----- Material provided

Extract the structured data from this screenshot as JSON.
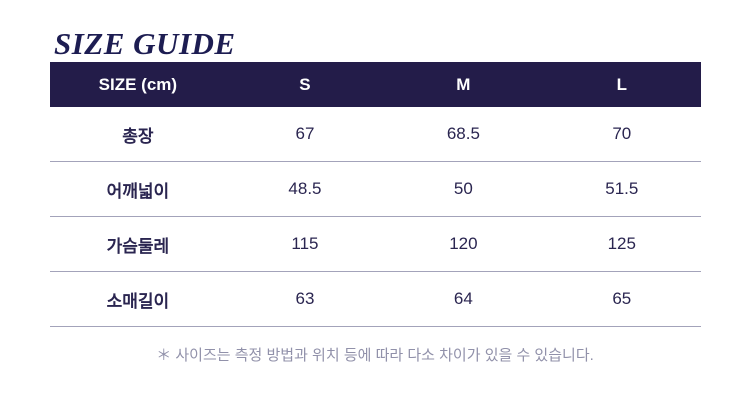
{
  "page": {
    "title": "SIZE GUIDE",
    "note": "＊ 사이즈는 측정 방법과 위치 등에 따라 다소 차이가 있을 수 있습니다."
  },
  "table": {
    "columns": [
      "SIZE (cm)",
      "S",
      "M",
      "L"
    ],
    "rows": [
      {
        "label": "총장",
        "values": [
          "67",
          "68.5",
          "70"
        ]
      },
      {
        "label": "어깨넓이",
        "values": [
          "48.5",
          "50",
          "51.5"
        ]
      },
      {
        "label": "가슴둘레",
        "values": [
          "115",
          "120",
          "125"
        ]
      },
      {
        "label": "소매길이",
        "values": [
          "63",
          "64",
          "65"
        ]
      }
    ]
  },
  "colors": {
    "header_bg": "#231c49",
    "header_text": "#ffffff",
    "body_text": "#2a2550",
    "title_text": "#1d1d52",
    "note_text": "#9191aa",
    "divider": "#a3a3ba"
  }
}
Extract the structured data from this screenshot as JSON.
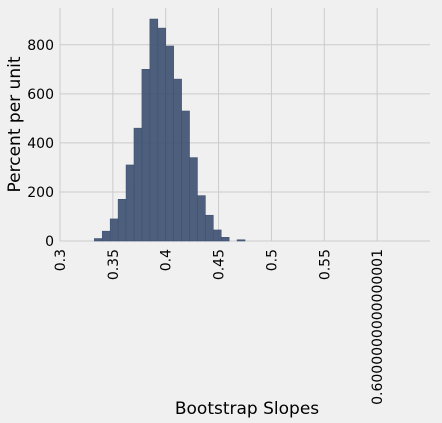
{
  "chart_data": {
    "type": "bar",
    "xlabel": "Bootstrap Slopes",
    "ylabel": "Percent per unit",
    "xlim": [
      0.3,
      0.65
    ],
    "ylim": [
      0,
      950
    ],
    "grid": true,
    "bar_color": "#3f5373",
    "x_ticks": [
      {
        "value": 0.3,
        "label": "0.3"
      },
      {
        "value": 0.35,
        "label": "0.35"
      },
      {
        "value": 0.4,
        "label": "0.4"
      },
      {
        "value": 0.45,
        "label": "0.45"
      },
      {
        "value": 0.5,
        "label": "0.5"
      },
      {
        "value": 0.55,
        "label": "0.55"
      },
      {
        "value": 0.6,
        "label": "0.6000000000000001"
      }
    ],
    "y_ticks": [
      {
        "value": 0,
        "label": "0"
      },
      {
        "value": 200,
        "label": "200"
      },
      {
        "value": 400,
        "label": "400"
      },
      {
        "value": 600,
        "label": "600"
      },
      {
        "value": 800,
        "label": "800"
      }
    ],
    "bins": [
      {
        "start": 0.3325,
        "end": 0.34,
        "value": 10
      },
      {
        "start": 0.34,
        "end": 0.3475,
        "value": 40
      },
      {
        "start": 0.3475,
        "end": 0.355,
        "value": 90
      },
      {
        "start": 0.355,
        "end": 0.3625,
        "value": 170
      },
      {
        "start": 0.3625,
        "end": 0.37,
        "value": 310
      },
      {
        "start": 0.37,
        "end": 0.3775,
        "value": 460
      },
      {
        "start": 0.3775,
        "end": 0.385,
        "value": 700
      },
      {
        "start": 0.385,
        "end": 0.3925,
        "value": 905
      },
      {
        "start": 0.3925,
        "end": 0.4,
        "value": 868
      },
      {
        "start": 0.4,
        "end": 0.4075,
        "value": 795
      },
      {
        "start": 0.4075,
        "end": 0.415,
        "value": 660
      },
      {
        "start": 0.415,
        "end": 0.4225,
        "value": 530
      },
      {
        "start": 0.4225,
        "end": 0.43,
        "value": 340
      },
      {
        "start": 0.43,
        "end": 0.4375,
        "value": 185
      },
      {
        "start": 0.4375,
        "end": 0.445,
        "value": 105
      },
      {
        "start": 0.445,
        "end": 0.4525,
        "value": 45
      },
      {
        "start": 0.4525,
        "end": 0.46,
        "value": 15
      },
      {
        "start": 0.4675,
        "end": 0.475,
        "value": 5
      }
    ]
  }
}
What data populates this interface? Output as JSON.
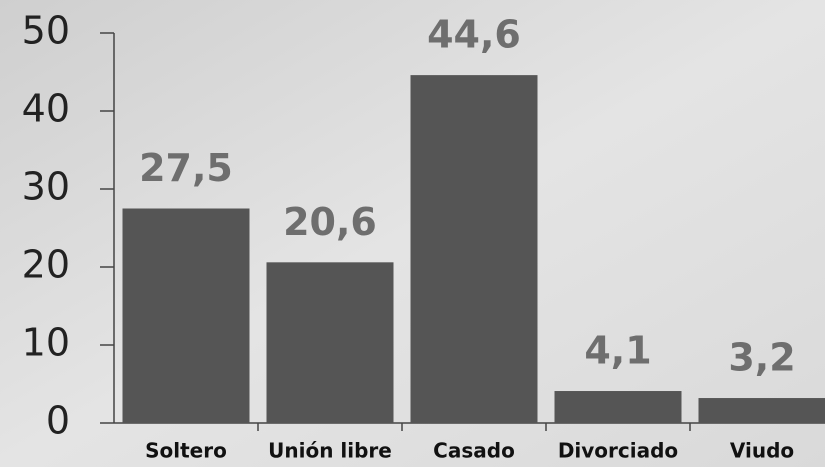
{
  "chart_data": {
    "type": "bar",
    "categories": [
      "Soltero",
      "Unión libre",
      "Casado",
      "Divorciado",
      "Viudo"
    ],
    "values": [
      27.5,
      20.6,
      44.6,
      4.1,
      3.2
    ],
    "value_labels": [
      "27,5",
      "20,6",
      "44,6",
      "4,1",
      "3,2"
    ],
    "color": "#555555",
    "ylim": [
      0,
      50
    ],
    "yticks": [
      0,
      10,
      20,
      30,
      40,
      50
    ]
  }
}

----------

- _Exercise details_
Make an exact copy of the listing above. Do not include the pictures.

- _Task output_
Extract the structured data from this screenshot as JSON.
{
  "page": {
    "title": "SIZE GUIDE",
    "note": "＊ 사이즈는 측정 방법과 위치 등에 따라 다소 차이가 있을 수 있습니다."
  },
  "table": {
    "columns": [
      "SIZE (cm)",
      "S",
      "M",
      "L"
    ],
    "rows": [
      {
        "label": "총장",
        "values": [
          "67",
          "68.5",
          "70"
        ]
      },
      {
        "label": "어깨넓이",
        "values": [
          "48.5",
          "50",
          "51.5"
        ]
      },
      {
        "label": "가슴둘레",
        "values": [
          "115",
          "120",
          "125"
        ]
      },
      {
        "label": "소매길이",
        "values": [
          "63",
          "64",
          "65"
        ]
      }
    ]
  },
  "colors": {
    "header_bg": "#231c49",
    "header_text": "#ffffff",
    "body_text": "#2a2550",
    "title_text": "#1d1d52",
    "note_text": "#9191aa",
    "divider": "#a3a3ba"
  }
}
Extract the structured data from this screenshot as JSON.
{
  "chart_data": {
    "type": "bar",
    "xlabel": "Bootstrap Slopes",
    "ylabel": "Percent per unit",
    "xlim": [
      0.3,
      0.65
    ],
    "ylim": [
      0,
      950
    ],
    "grid": true,
    "bar_color": "#3f5373",
    "x_ticks": [
      {
        "value": 0.3,
        "label": "0.3"
      },
      {
        "value": 0.35,
        "label": "0.35"
      },
      {
        "value": 0.4,
        "label": "0.4"
      },
      {
        "value": 0.45,
        "label": "0.45"
      },
      {
        "value": 0.5,
        "label": "0.5"
      },
      {
        "value": 0.55,
        "label": "0.55"
      },
      {
        "value": 0.6,
        "label": "0.6000000000000001"
      }
    ],
    "y_ticks": [
      {
        "value": 0,
        "label": "0"
      },
      {
        "value": 200,
        "label": "200"
      },
      {
        "value": 400,
        "label": "400"
      },
      {
        "value": 600,
        "label": "600"
      },
      {
        "value": 800,
        "label": "800"
      }
    ],
    "bins": [
      {
        "start": 0.3325,
        "end": 0.34,
        "value": 10
      },
      {
        "start": 0.34,
        "end": 0.3475,
        "value": 40
      },
      {
        "start": 0.3475,
        "end": 0.355,
        "value": 90
      },
      {
        "start": 0.355,
        "end": 0.3625,
        "value": 170
      },
      {
        "start": 0.3625,
        "end": 0.37,
        "value": 310
      },
      {
        "start": 0.37,
        "end": 0.3775,
        "value": 460
      },
      {
        "start": 0.3775,
        "end": 0.385,
        "value": 700
      },
      {
        "start": 0.385,
        "end": 0.3925,
        "value": 905
      },
      {
        "start": 0.3925,
        "end": 0.4,
        "value": 868
      },
      {
        "start": 0.4,
        "end": 0.4075,
        "value": 795
      },
      {
        "start": 0.4075,
        "end": 0.415,
        "value": 660
      },
      {
        "start": 0.415,
        "end": 0.4225,
        "value": 530
      },
      {
        "start": 0.4225,
        "end": 0.43,
        "value": 340
      },
      {
        "start": 0.43,
        "end": 0.4375,
        "value": 185
      },
      {
        "start": 0.4375,
        "end": 0.445,
        "value": 105
      },
      {
        "start": 0.445,
        "end": 0.4525,
        "value": 45
      },
      {
        "start": 0.4525,
        "end": 0.46,
        "value": 15
      },
      {
        "start": 0.4675,
        "end": 0.475,
        "value": 5
      }
    ]
  }
}
What data populates this interface? Output as JSON.
{
  "chart_data": {
    "type": "bar",
    "categories": [
      "Soltero",
      "Unión libre",
      "Casado",
      "Divorciado",
      "Viudo"
    ],
    "values": [
      27.5,
      20.6,
      44.6,
      4.1,
      3.2
    ],
    "value_labels": [
      "27,5",
      "20,6",
      "44,6",
      "4,1",
      "3,2"
    ],
    "color": "#555555",
    "ylim": [
      0,
      50
    ],
    "yticks": [
      0,
      10,
      20,
      30,
      40,
      50
    ]
  }
}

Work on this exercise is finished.